- Objective -
Transcribe each entry below exactly. Pictures do not go in the copy.

────────────────

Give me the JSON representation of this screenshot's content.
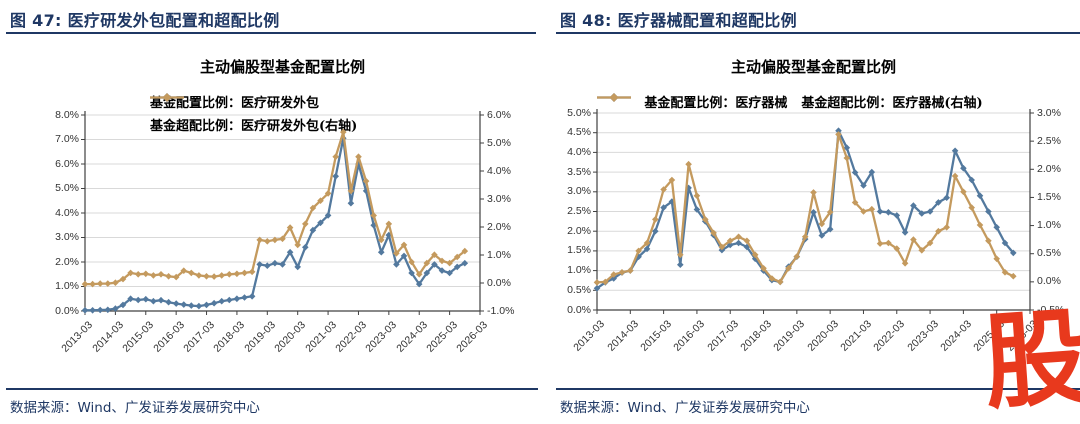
{
  "branding": {
    "watermark_char": "股",
    "watermark_color": "#E8391D"
  },
  "colors": {
    "header_navy": "#1F3864",
    "series_blue": "#53799E",
    "series_gold": "#C49A5E",
    "gridline": "#D9D9D9",
    "axis": "#404040"
  },
  "charts": [
    {
      "header": "图 47:  医疗研发外包配置和超配比例",
      "source": "数据来源：Wind、广发证券发展研究中心",
      "chart_data": {
        "type": "line",
        "title": "主动偏股型基金配置比例",
        "legend_layout": "stacked",
        "grid": true,
        "marker": "diamond",
        "x_axis": {
          "start": "2013-03",
          "frequency": "quarterly",
          "tick_labels": [
            "2013-03",
            "2014-03",
            "2015-03",
            "2016-03",
            "2017-03",
            "2018-03",
            "2019-03",
            "2020-03",
            "2021-03",
            "2022-03",
            "2023-03",
            "2024-03",
            "2025-03",
            "2026-03"
          ],
          "points_per_tick": 4
        },
        "left_axis": {
          "min": 0,
          "max": 8,
          "step": 1,
          "suffix": "%"
        },
        "right_axis": {
          "min": -1,
          "max": 6,
          "step": 1,
          "suffix": "%"
        },
        "series": [
          {
            "name": "基金配置比例：医疗研发外包",
            "axis": "left",
            "color": "#53799E",
            "values": [
              0.03,
              0.03,
              0.04,
              0.05,
              0.1,
              0.25,
              0.5,
              0.45,
              0.48,
              0.4,
              0.44,
              0.36,
              0.3,
              0.26,
              0.22,
              0.2,
              0.25,
              0.32,
              0.4,
              0.45,
              0.5,
              0.55,
              0.6,
              1.9,
              1.85,
              1.95,
              1.9,
              2.4,
              1.8,
              2.6,
              3.3,
              3.6,
              3.9,
              5.5,
              7.05,
              4.4,
              6.0,
              4.9,
              3.5,
              2.4,
              3.1,
              1.9,
              2.25,
              1.55,
              1.1,
              1.55,
              1.9,
              1.65,
              1.55,
              1.8,
              1.95
            ]
          },
          {
            "name": "基金超配比例：医疗研发外包(右轴)",
            "axis": "right",
            "color": "#C49A5E",
            "values": [
              -0.04,
              -0.04,
              -0.02,
              -0.02,
              0.01,
              0.14,
              0.36,
              0.31,
              0.33,
              0.27,
              0.31,
              0.24,
              0.21,
              0.44,
              0.36,
              0.27,
              0.24,
              0.23,
              0.27,
              0.31,
              0.33,
              0.36,
              0.4,
              1.54,
              1.49,
              1.54,
              1.58,
              1.98,
              1.36,
              2.11,
              2.68,
              2.94,
              3.2,
              4.51,
              5.39,
              3.29,
              4.51,
              3.64,
              2.41,
              1.54,
              2.11,
              1.06,
              1.36,
              0.75,
              0.31,
              0.71,
              1.01,
              0.79,
              0.71,
              0.93,
              1.14
            ]
          }
        ]
      }
    },
    {
      "header": "图 48:  医疗器械配置和超配比例",
      "source": "数据来源：Wind、广发证券发展研究中心",
      "chart_data": {
        "type": "line",
        "title": "主动偏股型基金配置比例",
        "legend_layout": "inline",
        "grid": true,
        "marker": "diamond",
        "x_axis": {
          "start": "2013-03",
          "frequency": "quarterly",
          "tick_labels": [
            "2013-03",
            "2014-03",
            "2015-03",
            "2016-03",
            "2017-03",
            "2018-03",
            "2019-03",
            "2020-03",
            "2021-03",
            "2022-03",
            "2023-03",
            "2024-03",
            "2025-03",
            "2026-03"
          ],
          "points_per_tick": 4
        },
        "left_axis": {
          "min": 0,
          "max": 5,
          "step": 0.5,
          "suffix": "%"
        },
        "right_axis": {
          "min": -0.5,
          "max": 3,
          "step": 0.5,
          "suffix": "%"
        },
        "series": [
          {
            "name": "基金配置比例：医疗器械",
            "axis": "left",
            "color": "#53799E",
            "values": [
              0.55,
              0.7,
              0.8,
              0.95,
              1.0,
              1.35,
              1.55,
              2.0,
              2.6,
              2.75,
              1.15,
              3.1,
              2.55,
              2.25,
              1.9,
              1.52,
              1.65,
              1.7,
              1.6,
              1.3,
              1.0,
              0.76,
              0.71,
              1.1,
              1.35,
              1.8,
              2.48,
              1.89,
              2.05,
              4.55,
              4.12,
              3.49,
              3.16,
              3.5,
              2.5,
              2.48,
              2.4,
              1.97,
              2.65,
              2.45,
              2.5,
              2.73,
              2.85,
              4.04,
              3.6,
              3.3,
              2.9,
              2.5,
              2.1,
              1.7,
              1.45
            ]
          },
          {
            "name": "基金超配比例：医疗器械(右轴)",
            "axis": "right",
            "color": "#C49A5E",
            "values": [
              -0.01,
              0.0,
              0.13,
              0.17,
              0.2,
              0.55,
              0.69,
              1.11,
              1.64,
              1.81,
              0.48,
              2.09,
              1.53,
              1.11,
              0.87,
              0.62,
              0.73,
              0.8,
              0.73,
              0.48,
              0.24,
              0.06,
              0.0,
              0.24,
              0.45,
              0.8,
              1.59,
              1.03,
              1.24,
              2.62,
              2.2,
              1.41,
              1.25,
              1.29,
              0.68,
              0.69,
              0.59,
              0.33,
              0.75,
              0.56,
              0.69,
              0.9,
              0.97,
              1.88,
              1.6,
              1.32,
              1.01,
              0.73,
              0.41,
              0.17,
              0.1
            ]
          }
        ]
      }
    }
  ]
}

────────────────

- Response for this exercise -
Give me the JSON representation of this screenshot's content.
{
  "branding": {
    "watermark_char": "股",
    "watermark_color": "#E8391D"
  },
  "colors": {
    "header_navy": "#1F3864",
    "series_blue": "#53799E",
    "series_gold": "#C49A5E",
    "gridline": "#D9D9D9",
    "axis": "#404040"
  },
  "charts": [
    {
      "header": "图 47:  医疗研发外包配置和超配比例",
      "source": "数据来源：Wind、广发证券发展研究中心",
      "chart_data": {
        "type": "line",
        "title": "主动偏股型基金配置比例",
        "legend_layout": "stacked",
        "grid": true,
        "marker": "diamond",
        "x_axis": {
          "start": "2013-03",
          "frequency": "quarterly",
          "tick_labels": [
            "2013-03",
            "2014-03",
            "2015-03",
            "2016-03",
            "2017-03",
            "2018-03",
            "2019-03",
            "2020-03",
            "2021-03",
            "2022-03",
            "2023-03",
            "2024-03",
            "2025-03",
            "2026-03"
          ],
          "points_per_tick": 4
        },
        "left_axis": {
          "min": 0,
          "max": 8,
          "step": 1,
          "suffix": "%"
        },
        "right_axis": {
          "min": -1,
          "max": 6,
          "step": 1,
          "suffix": "%"
        },
        "series": [
          {
            "name": "基金配置比例：医疗研发外包",
            "axis": "left",
            "color": "#53799E",
            "values": [
              0.03,
              0.03,
              0.04,
              0.05,
              0.1,
              0.25,
              0.5,
              0.45,
              0.48,
              0.4,
              0.44,
              0.36,
              0.3,
              0.26,
              0.22,
              0.2,
              0.25,
              0.32,
              0.4,
              0.45,
              0.5,
              0.55,
              0.6,
              1.9,
              1.85,
              1.95,
              1.9,
              2.4,
              1.8,
              2.6,
              3.3,
              3.6,
              3.9,
              5.5,
              7.05,
              4.4,
              6.0,
              4.9,
              3.5,
              2.4,
              3.1,
              1.9,
              2.25,
              1.55,
              1.1,
              1.55,
              1.9,
              1.65,
              1.55,
              1.8,
              1.95
            ]
          },
          {
            "name": "基金超配比例：医疗研发外包(右轴)",
            "axis": "right",
            "color": "#C49A5E",
            "values": [
              -0.04,
              -0.04,
              -0.02,
              -0.02,
              0.01,
              0.14,
              0.36,
              0.31,
              0.33,
              0.27,
              0.31,
              0.24,
              0.21,
              0.44,
              0.36,
              0.27,
              0.24,
              0.23,
              0.27,
              0.31,
              0.33,
              0.36,
              0.4,
              1.54,
              1.49,
              1.54,
              1.58,
              1.98,
              1.36,
              2.11,
              2.68,
              2.94,
              3.2,
              4.51,
              5.39,
              3.29,
              4.51,
              3.64,
              2.41,
              1.54,
              2.11,
              1.06,
              1.36,
              0.75,
              0.31,
              0.71,
              1.01,
              0.79,
              0.71,
              0.93,
              1.14
            ]
          }
        ]
      }
    },
    {
      "header": "图 48:  医疗器械配置和超配比例",
      "source": "数据来源：Wind、广发证券发展研究中心",
      "chart_data": {
        "type": "line",
        "title": "主动偏股型基金配置比例",
        "legend_layout": "inline",
        "grid": true,
        "marker": "diamond",
        "x_axis": {
          "start": "2013-03",
          "frequency": "quarterly",
          "tick_labels": [
            "2013-03",
            "2014-03",
            "2015-03",
            "2016-03",
            "2017-03",
            "2018-03",
            "2019-03",
            "2020-03",
            "2021-03",
            "2022-03",
            "2023-03",
            "2024-03",
            "2025-03",
            "2026-03"
          ],
          "points_per_tick": 4
        },
        "left_axis": {
          "min": 0,
          "max": 5,
          "step": 0.5,
          "suffix": "%"
        },
        "right_axis": {
          "min": -0.5,
          "max": 3,
          "step": 0.5,
          "suffix": "%"
        },
        "series": [
          {
            "name": "基金配置比例：医疗器械",
            "axis": "left",
            "color": "#53799E",
            "values": [
              0.55,
              0.7,
              0.8,
              0.95,
              1.0,
              1.35,
              1.55,
              2.0,
              2.6,
              2.75,
              1.15,
              3.1,
              2.55,
              2.25,
              1.9,
              1.52,
              1.65,
              1.7,
              1.6,
              1.3,
              1.0,
              0.76,
              0.71,
              1.1,
              1.35,
              1.8,
              2.48,
              1.89,
              2.05,
              4.55,
              4.12,
              3.49,
              3.16,
              3.5,
              2.5,
              2.48,
              2.4,
              1.97,
              2.65,
              2.45,
              2.5,
              2.73,
              2.85,
              4.04,
              3.6,
              3.3,
              2.9,
              2.5,
              2.1,
              1.7,
              1.45
            ]
          },
          {
            "name": "基金超配比例：医疗器械(右轴)",
            "axis": "right",
            "color": "#C49A5E",
            "values": [
              -0.01,
              0.0,
              0.13,
              0.17,
              0.2,
              0.55,
              0.69,
              1.11,
              1.64,
              1.81,
              0.48,
              2.09,
              1.53,
              1.11,
              0.87,
              0.62,
              0.73,
              0.8,
              0.73,
              0.48,
              0.24,
              0.06,
              0.0,
              0.24,
              0.45,
              0.8,
              1.59,
              1.03,
              1.24,
              2.62,
              2.2,
              1.41,
              1.25,
              1.29,
              0.68,
              0.69,
              0.59,
              0.33,
              0.75,
              0.56,
              0.69,
              0.9,
              0.97,
              1.88,
              1.6,
              1.32,
              1.01,
              0.73,
              0.41,
              0.17,
              0.1
            ]
          }
        ]
      }
    }
  ]
}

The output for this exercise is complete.